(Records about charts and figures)
▬▬▬▬▬▬▬▬▬▬

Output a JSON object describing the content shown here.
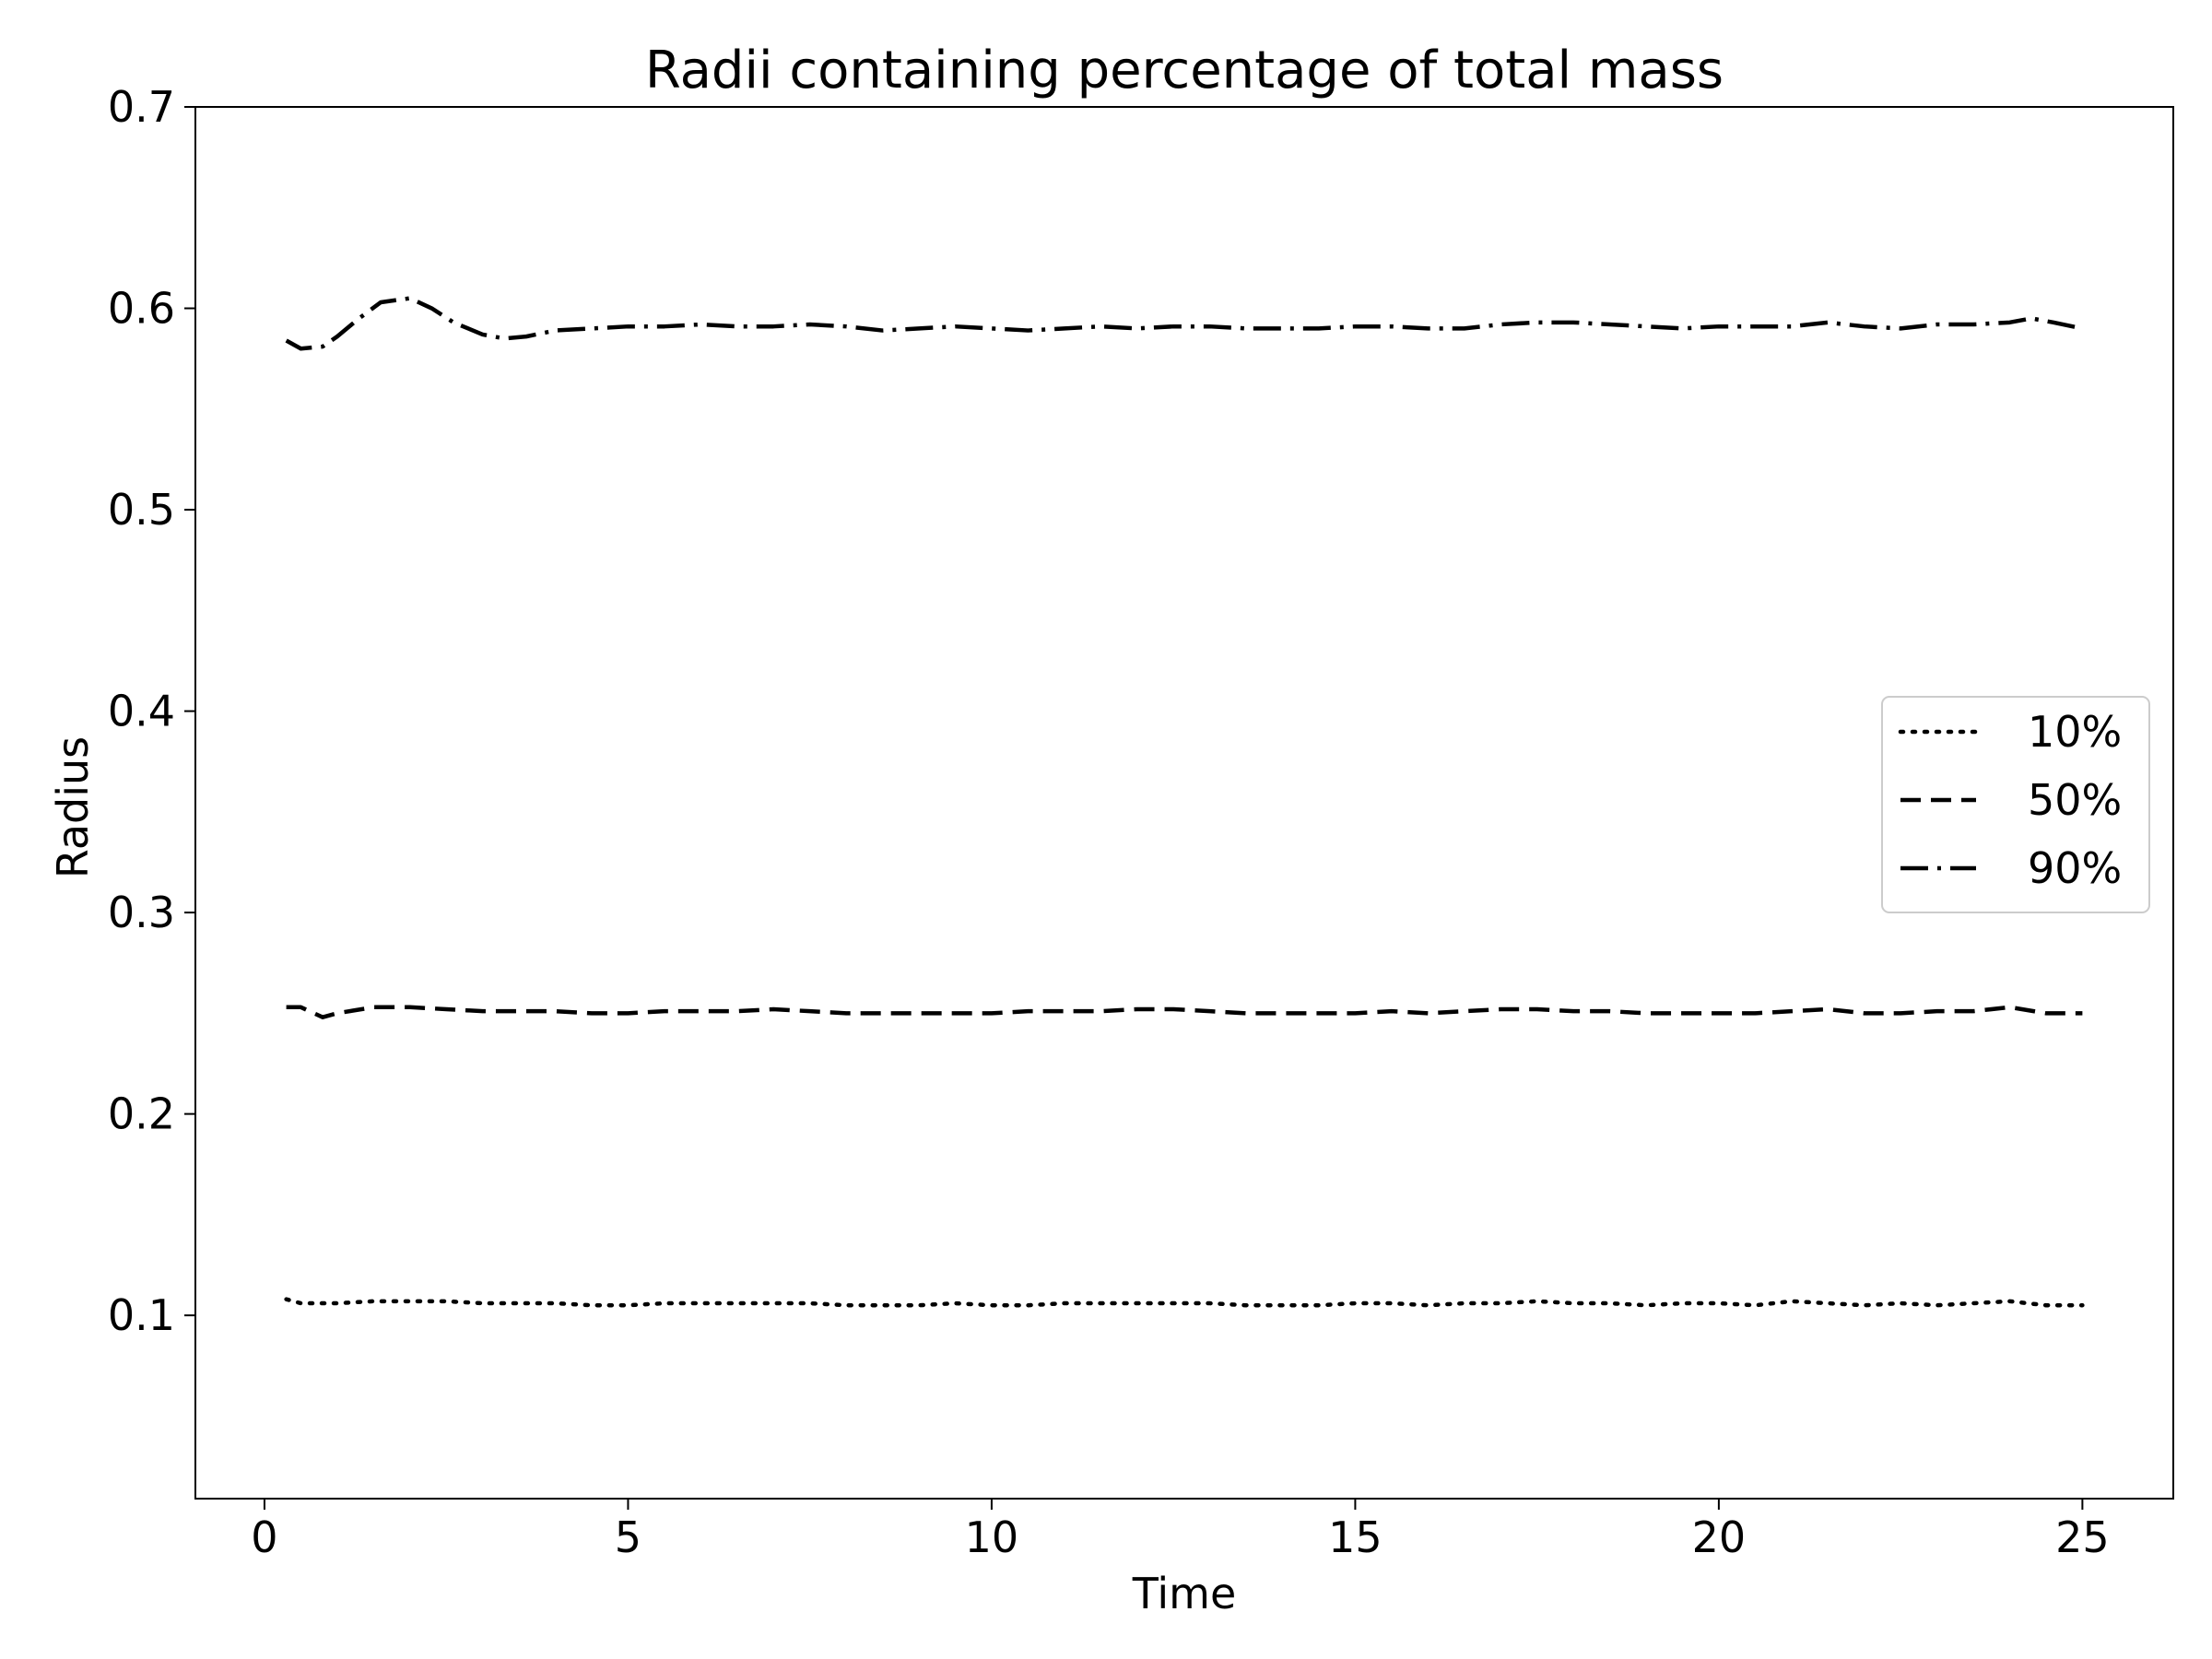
{
  "chart_data": {
    "type": "line",
    "title": "Radii containing percentage of total mass",
    "xlabel": "Time",
    "ylabel": "Radius",
    "xlim": [
      -0.95,
      26.25
    ],
    "ylim": [
      0.009,
      0.7
    ],
    "xticks": [
      0,
      5,
      10,
      15,
      20,
      25
    ],
    "xtick_labels": [
      "0",
      "5",
      "10",
      "15",
      "20",
      "25"
    ],
    "yticks": [
      0.1,
      0.2,
      0.3,
      0.4,
      0.5,
      0.6,
      0.7
    ],
    "ytick_labels": [
      "0.1",
      "0.2",
      "0.3",
      "0.4",
      "0.5",
      "0.6",
      "0.7"
    ],
    "grid": false,
    "legend_position": "center-right",
    "colors": {
      "line": "#000000",
      "axes": "#000000",
      "legend_border": "#cccccc"
    },
    "series": [
      {
        "name": "10%",
        "style": "dotted",
        "x": [
          0.3,
          0.5,
          1.0,
          1.5,
          2.0,
          2.5,
          3.0,
          3.5,
          4.0,
          4.5,
          5.0,
          5.5,
          6.0,
          6.5,
          7.0,
          7.5,
          8.0,
          8.5,
          9.0,
          9.5,
          10.0,
          10.5,
          11.0,
          11.5,
          12.0,
          12.5,
          13.0,
          13.5,
          14.0,
          14.5,
          15.0,
          15.5,
          16.0,
          16.5,
          17.0,
          17.5,
          18.0,
          18.5,
          19.0,
          19.5,
          20.0,
          20.5,
          21.0,
          21.5,
          22.0,
          22.5,
          23.0,
          23.5,
          24.0,
          24.5,
          25.0
        ],
        "y": [
          0.108,
          0.106,
          0.106,
          0.107,
          0.107,
          0.107,
          0.106,
          0.106,
          0.106,
          0.105,
          0.105,
          0.106,
          0.106,
          0.106,
          0.106,
          0.106,
          0.105,
          0.105,
          0.105,
          0.106,
          0.105,
          0.105,
          0.106,
          0.106,
          0.106,
          0.106,
          0.106,
          0.105,
          0.105,
          0.105,
          0.106,
          0.106,
          0.105,
          0.106,
          0.106,
          0.107,
          0.106,
          0.106,
          0.105,
          0.106,
          0.106,
          0.105,
          0.107,
          0.106,
          0.105,
          0.106,
          0.105,
          0.106,
          0.107,
          0.105,
          0.105
        ]
      },
      {
        "name": "50%",
        "style": "dashed",
        "x": [
          0.3,
          0.5,
          0.8,
          1.0,
          1.5,
          2.0,
          2.5,
          3.0,
          3.5,
          4.0,
          4.5,
          5.0,
          5.5,
          6.0,
          6.5,
          7.0,
          7.5,
          8.0,
          8.5,
          9.0,
          9.5,
          10.0,
          10.5,
          11.0,
          11.5,
          12.0,
          12.5,
          13.0,
          13.5,
          14.0,
          14.5,
          15.0,
          15.5,
          16.0,
          16.5,
          17.0,
          17.5,
          18.0,
          18.5,
          19.0,
          19.5,
          20.0,
          20.5,
          21.0,
          21.5,
          22.0,
          22.5,
          23.0,
          23.5,
          24.0,
          24.5,
          25.0
        ],
        "y": [
          0.253,
          0.253,
          0.248,
          0.25,
          0.253,
          0.253,
          0.252,
          0.251,
          0.251,
          0.251,
          0.25,
          0.25,
          0.251,
          0.251,
          0.251,
          0.252,
          0.251,
          0.25,
          0.25,
          0.25,
          0.25,
          0.25,
          0.251,
          0.251,
          0.251,
          0.252,
          0.252,
          0.251,
          0.25,
          0.25,
          0.25,
          0.25,
          0.251,
          0.25,
          0.251,
          0.252,
          0.252,
          0.251,
          0.251,
          0.25,
          0.25,
          0.25,
          0.25,
          0.251,
          0.252,
          0.25,
          0.25,
          0.251,
          0.251,
          0.253,
          0.25,
          0.25
        ]
      },
      {
        "name": "90%",
        "style": "dashdot",
        "x": [
          0.3,
          0.5,
          0.8,
          1.0,
          1.3,
          1.6,
          2.0,
          2.3,
          2.6,
          3.0,
          3.3,
          3.6,
          4.0,
          4.5,
          5.0,
          5.5,
          6.0,
          6.5,
          7.0,
          7.5,
          8.0,
          8.5,
          9.0,
          9.5,
          10.0,
          10.5,
          11.0,
          11.5,
          12.0,
          12.5,
          13.0,
          13.5,
          14.0,
          14.5,
          15.0,
          15.5,
          16.0,
          16.5,
          17.0,
          17.5,
          18.0,
          18.5,
          19.0,
          19.5,
          20.0,
          20.5,
          21.0,
          21.5,
          22.0,
          22.5,
          23.0,
          23.5,
          24.0,
          24.3,
          24.6,
          25.0
        ],
        "y": [
          0.584,
          0.58,
          0.581,
          0.586,
          0.595,
          0.603,
          0.605,
          0.6,
          0.593,
          0.587,
          0.585,
          0.586,
          0.589,
          0.59,
          0.591,
          0.591,
          0.592,
          0.591,
          0.591,
          0.592,
          0.591,
          0.589,
          0.59,
          0.591,
          0.59,
          0.589,
          0.59,
          0.591,
          0.59,
          0.591,
          0.591,
          0.59,
          0.59,
          0.59,
          0.591,
          0.591,
          0.59,
          0.59,
          0.592,
          0.593,
          0.593,
          0.592,
          0.591,
          0.59,
          0.591,
          0.591,
          0.591,
          0.593,
          0.591,
          0.59,
          0.592,
          0.592,
          0.593,
          0.595,
          0.593,
          0.59
        ]
      }
    ]
  }
}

▬▬▬▬▬▬▬▬▬▬

_EXERCISE OBJECTIVE_: Repeat the records above exactly, leaving out any pictures they contain.

_REPLY TO THE EXERCISE_:
Output a JSON object describing the content shown here.
{
  "chart_data": {
    "type": "line",
    "title": "Radii containing percentage of total mass",
    "xlabel": "Time",
    "ylabel": "Radius",
    "xlim": [
      -0.95,
      26.25
    ],
    "ylim": [
      0.009,
      0.7
    ],
    "xticks": [
      0,
      5,
      10,
      15,
      20,
      25
    ],
    "xtick_labels": [
      "0",
      "5",
      "10",
      "15",
      "20",
      "25"
    ],
    "yticks": [
      0.1,
      0.2,
      0.3,
      0.4,
      0.5,
      0.6,
      0.7
    ],
    "ytick_labels": [
      "0.1",
      "0.2",
      "0.3",
      "0.4",
      "0.5",
      "0.6",
      "0.7"
    ],
    "grid": false,
    "legend_position": "center-right",
    "colors": {
      "line": "#000000",
      "axes": "#000000",
      "legend_border": "#cccccc"
    },
    "series": [
      {
        "name": "10%",
        "style": "dotted",
        "x": [
          0.3,
          0.5,
          1.0,
          1.5,
          2.0,
          2.5,
          3.0,
          3.5,
          4.0,
          4.5,
          5.0,
          5.5,
          6.0,
          6.5,
          7.0,
          7.5,
          8.0,
          8.5,
          9.0,
          9.5,
          10.0,
          10.5,
          11.0,
          11.5,
          12.0,
          12.5,
          13.0,
          13.5,
          14.0,
          14.5,
          15.0,
          15.5,
          16.0,
          16.5,
          17.0,
          17.5,
          18.0,
          18.5,
          19.0,
          19.5,
          20.0,
          20.5,
          21.0,
          21.5,
          22.0,
          22.5,
          23.0,
          23.5,
          24.0,
          24.5,
          25.0
        ],
        "y": [
          0.108,
          0.106,
          0.106,
          0.107,
          0.107,
          0.107,
          0.106,
          0.106,
          0.106,
          0.105,
          0.105,
          0.106,
          0.106,
          0.106,
          0.106,
          0.106,
          0.105,
          0.105,
          0.105,
          0.106,
          0.105,
          0.105,
          0.106,
          0.106,
          0.106,
          0.106,
          0.106,
          0.105,
          0.105,
          0.105,
          0.106,
          0.106,
          0.105,
          0.106,
          0.106,
          0.107,
          0.106,
          0.106,
          0.105,
          0.106,
          0.106,
          0.105,
          0.107,
          0.106,
          0.105,
          0.106,
          0.105,
          0.106,
          0.107,
          0.105,
          0.105
        ]
      },
      {
        "name": "50%",
        "style": "dashed",
        "x": [
          0.3,
          0.5,
          0.8,
          1.0,
          1.5,
          2.0,
          2.5,
          3.0,
          3.5,
          4.0,
          4.5,
          5.0,
          5.5,
          6.0,
          6.5,
          7.0,
          7.5,
          8.0,
          8.5,
          9.0,
          9.5,
          10.0,
          10.5,
          11.0,
          11.5,
          12.0,
          12.5,
          13.0,
          13.5,
          14.0,
          14.5,
          15.0,
          15.5,
          16.0,
          16.5,
          17.0,
          17.5,
          18.0,
          18.5,
          19.0,
          19.5,
          20.0,
          20.5,
          21.0,
          21.5,
          22.0,
          22.5,
          23.0,
          23.5,
          24.0,
          24.5,
          25.0
        ],
        "y": [
          0.253,
          0.253,
          0.248,
          0.25,
          0.253,
          0.253,
          0.252,
          0.251,
          0.251,
          0.251,
          0.25,
          0.25,
          0.251,
          0.251,
          0.251,
          0.252,
          0.251,
          0.25,
          0.25,
          0.25,
          0.25,
          0.25,
          0.251,
          0.251,
          0.251,
          0.252,
          0.252,
          0.251,
          0.25,
          0.25,
          0.25,
          0.25,
          0.251,
          0.25,
          0.251,
          0.252,
          0.252,
          0.251,
          0.251,
          0.25,
          0.25,
          0.25,
          0.25,
          0.251,
          0.252,
          0.25,
          0.25,
          0.251,
          0.251,
          0.253,
          0.25,
          0.25
        ]
      },
      {
        "name": "90%",
        "style": "dashdot",
        "x": [
          0.3,
          0.5,
          0.8,
          1.0,
          1.3,
          1.6,
          2.0,
          2.3,
          2.6,
          3.0,
          3.3,
          3.6,
          4.0,
          4.5,
          5.0,
          5.5,
          6.0,
          6.5,
          7.0,
          7.5,
          8.0,
          8.5,
          9.0,
          9.5,
          10.0,
          10.5,
          11.0,
          11.5,
          12.0,
          12.5,
          13.0,
          13.5,
          14.0,
          14.5,
          15.0,
          15.5,
          16.0,
          16.5,
          17.0,
          17.5,
          18.0,
          18.5,
          19.0,
          19.5,
          20.0,
          20.5,
          21.0,
          21.5,
          22.0,
          22.5,
          23.0,
          23.5,
          24.0,
          24.3,
          24.6,
          25.0
        ],
        "y": [
          0.584,
          0.58,
          0.581,
          0.586,
          0.595,
          0.603,
          0.605,
          0.6,
          0.593,
          0.587,
          0.585,
          0.586,
          0.589,
          0.59,
          0.591,
          0.591,
          0.592,
          0.591,
          0.591,
          0.592,
          0.591,
          0.589,
          0.59,
          0.591,
          0.59,
          0.589,
          0.59,
          0.591,
          0.59,
          0.591,
          0.591,
          0.59,
          0.59,
          0.59,
          0.591,
          0.591,
          0.59,
          0.59,
          0.592,
          0.593,
          0.593,
          0.592,
          0.591,
          0.59,
          0.591,
          0.591,
          0.591,
          0.593,
          0.591,
          0.59,
          0.592,
          0.592,
          0.593,
          0.595,
          0.593,
          0.59
        ]
      }
    ]
  }
}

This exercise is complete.